++++ Dataset records ++++

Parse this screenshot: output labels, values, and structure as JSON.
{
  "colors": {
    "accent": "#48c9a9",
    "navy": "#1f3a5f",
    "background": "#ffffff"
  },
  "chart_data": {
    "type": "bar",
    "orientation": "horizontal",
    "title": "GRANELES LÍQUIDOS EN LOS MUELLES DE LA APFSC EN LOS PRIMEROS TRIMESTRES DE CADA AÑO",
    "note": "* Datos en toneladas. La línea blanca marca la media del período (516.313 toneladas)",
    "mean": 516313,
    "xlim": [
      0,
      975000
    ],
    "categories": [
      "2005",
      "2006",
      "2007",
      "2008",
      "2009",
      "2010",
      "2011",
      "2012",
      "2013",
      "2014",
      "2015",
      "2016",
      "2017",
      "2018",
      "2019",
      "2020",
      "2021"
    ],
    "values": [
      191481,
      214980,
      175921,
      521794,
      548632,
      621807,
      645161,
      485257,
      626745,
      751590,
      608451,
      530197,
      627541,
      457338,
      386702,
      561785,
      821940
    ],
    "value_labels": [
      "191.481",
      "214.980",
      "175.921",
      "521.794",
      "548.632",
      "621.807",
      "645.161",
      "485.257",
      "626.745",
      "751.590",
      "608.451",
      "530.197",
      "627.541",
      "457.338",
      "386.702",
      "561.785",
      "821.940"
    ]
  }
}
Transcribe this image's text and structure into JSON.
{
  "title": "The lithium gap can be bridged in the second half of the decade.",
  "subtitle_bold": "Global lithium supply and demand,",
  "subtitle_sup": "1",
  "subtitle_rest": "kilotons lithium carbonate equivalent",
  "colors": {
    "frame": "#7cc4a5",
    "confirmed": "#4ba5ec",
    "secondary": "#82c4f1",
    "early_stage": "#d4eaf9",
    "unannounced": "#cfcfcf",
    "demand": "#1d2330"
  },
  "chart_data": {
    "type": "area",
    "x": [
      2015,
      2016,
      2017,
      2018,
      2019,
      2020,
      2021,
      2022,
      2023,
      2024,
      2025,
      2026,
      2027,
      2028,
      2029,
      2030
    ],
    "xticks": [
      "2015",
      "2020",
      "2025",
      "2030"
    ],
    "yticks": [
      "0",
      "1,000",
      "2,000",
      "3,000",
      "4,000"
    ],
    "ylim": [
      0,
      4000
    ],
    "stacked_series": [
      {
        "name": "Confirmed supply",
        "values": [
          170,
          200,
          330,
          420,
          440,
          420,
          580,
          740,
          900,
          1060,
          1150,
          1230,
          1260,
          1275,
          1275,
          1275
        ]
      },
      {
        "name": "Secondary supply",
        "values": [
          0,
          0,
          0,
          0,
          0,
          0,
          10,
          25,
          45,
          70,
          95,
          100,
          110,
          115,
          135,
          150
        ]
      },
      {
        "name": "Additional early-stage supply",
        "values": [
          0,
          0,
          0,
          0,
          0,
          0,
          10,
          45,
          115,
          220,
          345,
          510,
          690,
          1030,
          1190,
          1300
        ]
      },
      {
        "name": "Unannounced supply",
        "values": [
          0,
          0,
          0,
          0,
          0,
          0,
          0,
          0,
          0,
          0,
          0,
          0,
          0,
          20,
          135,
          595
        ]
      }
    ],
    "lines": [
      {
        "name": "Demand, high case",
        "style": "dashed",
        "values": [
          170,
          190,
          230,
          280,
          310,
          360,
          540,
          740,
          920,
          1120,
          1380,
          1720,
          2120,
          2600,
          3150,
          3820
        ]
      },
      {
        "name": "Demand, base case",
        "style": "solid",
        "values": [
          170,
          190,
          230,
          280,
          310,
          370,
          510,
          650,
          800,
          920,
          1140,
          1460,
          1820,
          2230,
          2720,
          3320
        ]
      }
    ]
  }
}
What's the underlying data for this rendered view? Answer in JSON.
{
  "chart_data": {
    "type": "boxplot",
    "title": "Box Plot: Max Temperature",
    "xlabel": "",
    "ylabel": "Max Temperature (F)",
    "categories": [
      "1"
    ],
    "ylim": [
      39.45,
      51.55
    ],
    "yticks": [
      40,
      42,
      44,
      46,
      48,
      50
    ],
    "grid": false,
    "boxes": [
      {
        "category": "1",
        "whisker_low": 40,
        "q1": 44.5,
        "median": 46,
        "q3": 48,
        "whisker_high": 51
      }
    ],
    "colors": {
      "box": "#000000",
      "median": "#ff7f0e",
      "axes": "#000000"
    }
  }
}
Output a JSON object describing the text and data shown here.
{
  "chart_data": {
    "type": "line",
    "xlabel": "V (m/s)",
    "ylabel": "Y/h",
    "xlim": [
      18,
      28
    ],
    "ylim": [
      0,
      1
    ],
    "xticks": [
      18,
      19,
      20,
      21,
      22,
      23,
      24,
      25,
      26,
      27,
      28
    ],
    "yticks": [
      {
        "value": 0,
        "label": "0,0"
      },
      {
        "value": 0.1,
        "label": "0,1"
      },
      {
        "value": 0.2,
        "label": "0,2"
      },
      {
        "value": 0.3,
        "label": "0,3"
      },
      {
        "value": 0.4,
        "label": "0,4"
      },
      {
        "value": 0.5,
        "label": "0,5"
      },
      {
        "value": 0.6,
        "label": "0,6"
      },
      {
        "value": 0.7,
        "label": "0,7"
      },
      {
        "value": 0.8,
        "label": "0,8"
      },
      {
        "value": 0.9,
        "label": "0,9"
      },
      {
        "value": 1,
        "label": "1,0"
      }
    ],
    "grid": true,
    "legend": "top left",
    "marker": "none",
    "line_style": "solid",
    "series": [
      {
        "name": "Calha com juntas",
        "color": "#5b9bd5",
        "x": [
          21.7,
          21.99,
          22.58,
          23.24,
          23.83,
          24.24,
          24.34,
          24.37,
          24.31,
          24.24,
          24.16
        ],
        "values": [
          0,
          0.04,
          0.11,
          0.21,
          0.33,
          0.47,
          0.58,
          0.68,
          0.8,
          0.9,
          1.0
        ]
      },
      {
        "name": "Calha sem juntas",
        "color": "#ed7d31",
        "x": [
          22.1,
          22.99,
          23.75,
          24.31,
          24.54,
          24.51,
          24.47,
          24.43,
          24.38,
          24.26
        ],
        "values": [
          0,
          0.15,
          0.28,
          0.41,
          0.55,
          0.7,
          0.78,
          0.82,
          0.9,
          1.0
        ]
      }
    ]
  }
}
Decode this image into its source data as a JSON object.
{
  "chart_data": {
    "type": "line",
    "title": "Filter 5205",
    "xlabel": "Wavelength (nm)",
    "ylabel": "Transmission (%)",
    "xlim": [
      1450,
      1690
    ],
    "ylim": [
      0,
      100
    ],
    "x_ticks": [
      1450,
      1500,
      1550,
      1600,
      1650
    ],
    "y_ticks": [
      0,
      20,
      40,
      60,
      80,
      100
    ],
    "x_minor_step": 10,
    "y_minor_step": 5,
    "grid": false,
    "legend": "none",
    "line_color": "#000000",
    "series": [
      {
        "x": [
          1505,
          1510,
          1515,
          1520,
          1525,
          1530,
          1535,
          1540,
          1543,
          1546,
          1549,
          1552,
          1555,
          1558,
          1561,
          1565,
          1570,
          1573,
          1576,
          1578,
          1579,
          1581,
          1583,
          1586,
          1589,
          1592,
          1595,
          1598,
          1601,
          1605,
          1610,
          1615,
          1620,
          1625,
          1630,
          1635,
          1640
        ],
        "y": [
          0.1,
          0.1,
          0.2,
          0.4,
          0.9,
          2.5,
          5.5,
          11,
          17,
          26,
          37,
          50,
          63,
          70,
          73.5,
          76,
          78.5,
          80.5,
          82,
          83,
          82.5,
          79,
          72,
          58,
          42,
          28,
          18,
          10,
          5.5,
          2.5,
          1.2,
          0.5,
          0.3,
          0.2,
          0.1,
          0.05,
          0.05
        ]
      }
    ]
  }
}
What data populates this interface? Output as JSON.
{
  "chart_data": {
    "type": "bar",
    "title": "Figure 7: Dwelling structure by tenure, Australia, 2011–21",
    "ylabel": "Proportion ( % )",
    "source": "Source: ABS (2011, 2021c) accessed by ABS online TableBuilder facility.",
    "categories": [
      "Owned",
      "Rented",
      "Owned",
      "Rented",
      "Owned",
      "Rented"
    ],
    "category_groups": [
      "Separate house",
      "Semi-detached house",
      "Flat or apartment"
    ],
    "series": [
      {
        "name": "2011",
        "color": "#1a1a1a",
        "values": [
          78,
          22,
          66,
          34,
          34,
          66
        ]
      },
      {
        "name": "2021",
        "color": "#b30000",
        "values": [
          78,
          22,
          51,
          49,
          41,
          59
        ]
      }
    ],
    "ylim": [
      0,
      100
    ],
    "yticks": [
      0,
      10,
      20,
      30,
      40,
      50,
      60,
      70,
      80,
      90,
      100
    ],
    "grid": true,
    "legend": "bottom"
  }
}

++++

Starting with the line that contains "What data populates", write out each line through the end of the listing, exactly as it appears, and include nothing else.

What data populates this interface? Output as JSON.
{
  "chart_data": {
    "type": "bar",
    "title": "Figure 7: Dwelling structure by tenure, Australia, 2011–21",
    "ylabel": "Proportion ( % )",
    "source": "Source: ABS (2011, 2021c) accessed by ABS online TableBuilder facility.",
    "categories": [
      "Owned",
      "Rented",
      "Owned",
      "Rented",
      "Owned",
      "Rented"
    ],
    "category_groups": [
      "Separate house",
      "Semi-detached house",
      "Flat or apartment"
    ],
    "series": [
      {
        "name": "2011",
        "color": "#1a1a1a",
        "values": [
          78,
          22,
          66,
          34,
          34,
          66
        ]
      },
      {
        "name": "2021",
        "color": "#b30000",
        "values": [
          78,
          22,
          51,
          49,
          41,
          59
        ]
      }
    ],
    "ylim": [
      0,
      100
    ],
    "yticks": [
      0,
      10,
      20,
      30,
      40,
      50,
      60,
      70,
      80,
      90,
      100
    ],
    "grid": true,
    "legend": "bottom"
  }
}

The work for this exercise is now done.